[Records contained in a dataset]
= = = = =
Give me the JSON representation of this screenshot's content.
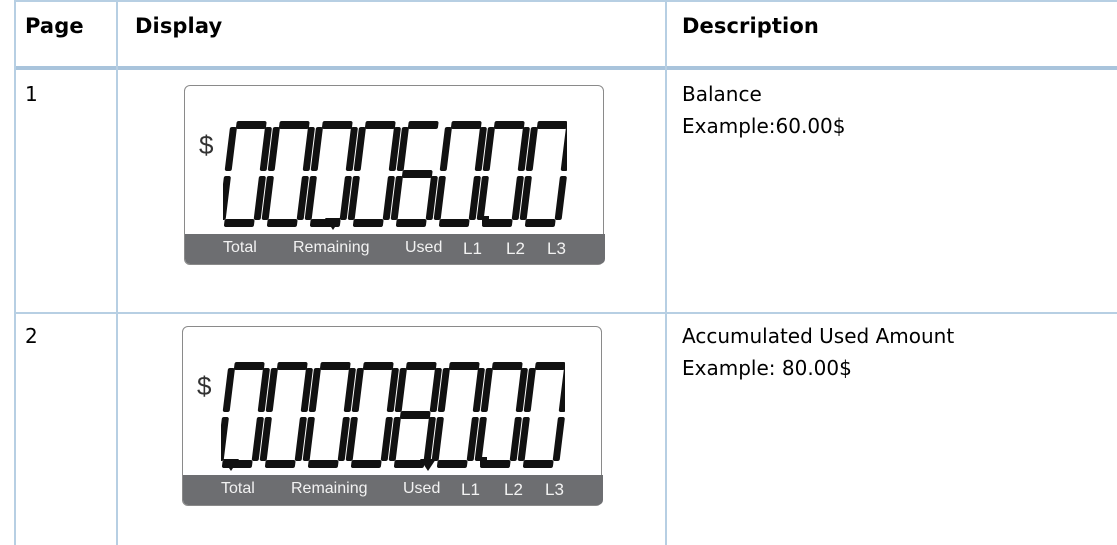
{
  "table": {
    "headers": {
      "page": "Page",
      "display": "Display",
      "description": "Description"
    },
    "rows": [
      {
        "page": "1",
        "lcd": {
          "currency": "$",
          "digits": "00006000",
          "arrows": [
            "Remaining"
          ]
        },
        "description": [
          "Balance",
          "Example:60.00$"
        ]
      },
      {
        "page": "2",
        "lcd": {
          "currency": "$",
          "digits": "00008000",
          "arrows": [
            "Total",
            "Used"
          ]
        },
        "description": [
          "Accumulated Used Amount",
          "Example: 80.00$"
        ]
      }
    ]
  },
  "lcd_labels": [
    "Total",
    "Remaining",
    "Used",
    "L1",
    "L2",
    "L3"
  ],
  "colors": {
    "grid": "#b7cfe3",
    "lcd_bar": "#6d6e71",
    "segment": "#111111"
  }
}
= = = = =
• Exercise prompt: Print all of the entries word for word. Skip any images they contain.

• Solution to this problem:
Give me the JSON representation of this screenshot's content.
{
  "table": {
    "headers": {
      "page": "Page",
      "display": "Display",
      "description": "Description"
    },
    "rows": [
      {
        "page": "1",
        "lcd": {
          "currency": "$",
          "digits": "00006000",
          "arrows": [
            "Remaining"
          ]
        },
        "description": [
          "Balance",
          "Example:60.00$"
        ]
      },
      {
        "page": "2",
        "lcd": {
          "currency": "$",
          "digits": "00008000",
          "arrows": [
            "Total",
            "Used"
          ]
        },
        "description": [
          "Accumulated Used Amount",
          "Example: 80.00$"
        ]
      }
    ]
  },
  "lcd_labels": [
    "Total",
    "Remaining",
    "Used",
    "L1",
    "L2",
    "L3"
  ],
  "colors": {
    "grid": "#b7cfe3",
    "lcd_bar": "#6d6e71",
    "segment": "#111111"
  }
}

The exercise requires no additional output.